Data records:
------------------------------------

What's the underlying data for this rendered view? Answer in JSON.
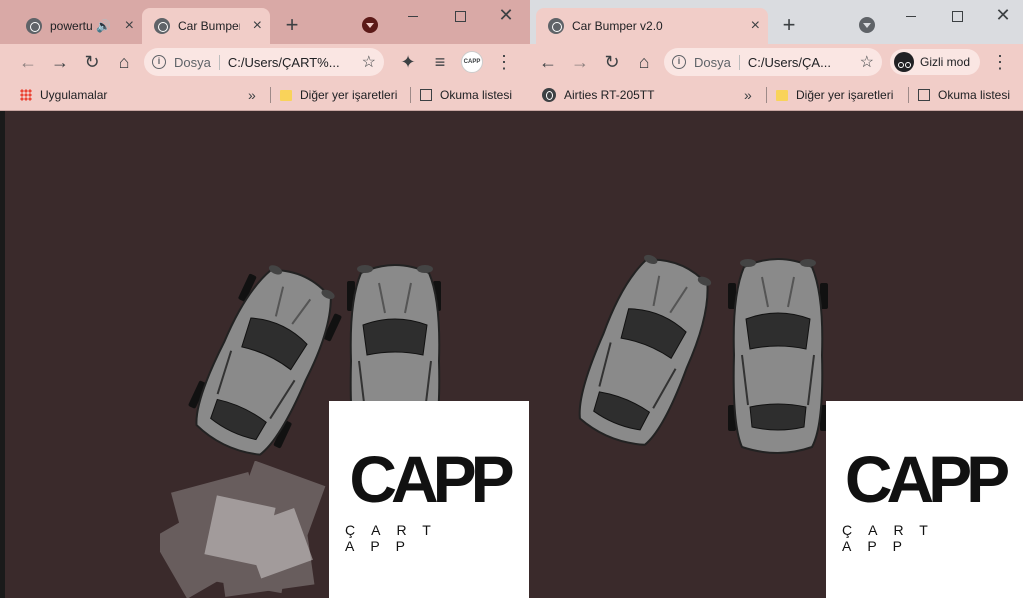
{
  "left_window": {
    "tabs": [
      {
        "title": "powertu",
        "muted_icon": "speaker-icon",
        "active": false
      },
      {
        "title": "Car Bumper",
        "active": true
      }
    ],
    "new_tab": "+",
    "url_scheme": "Dosya",
    "url": "C:/Users/ÇART%...",
    "bookmarks": {
      "apps": "Uygulamalar",
      "more": "»",
      "other": "Diğer yer işaretleri",
      "reading_list": "Okuma listesi"
    },
    "logo": {
      "mark": "CAPP",
      "sub": "ÇART APP"
    }
  },
  "right_window": {
    "tabs": [
      {
        "title": "Car Bumper v2.0",
        "active": true
      }
    ],
    "new_tab": "+",
    "url_scheme": "Dosya",
    "url": "C:/Users/ÇA...",
    "incognito_label": "Gizli mod",
    "bookmarks": {
      "airties": "Airties RT-205TT",
      "more": "»",
      "other": "Diğer yer işaretleri",
      "reading_list": "Okuma listesi"
    },
    "logo": {
      "mark": "CAPP",
      "sub": "ÇART APP"
    }
  },
  "colors": {
    "game_bg": "#3a2a2b",
    "left_tabstrip": "#d9a9a6",
    "toolbar": "#f1cdc8",
    "car_body": "#8a8a8a",
    "car_glass": "#2e2e2e"
  }
}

------------------------------------

_Challenge_
Extract every line that has the string "title" in it.

_Answer to the problem_
        "title": "powertu",
        "title": "Car Bumper",
        "title": "Car Bumper v2.0",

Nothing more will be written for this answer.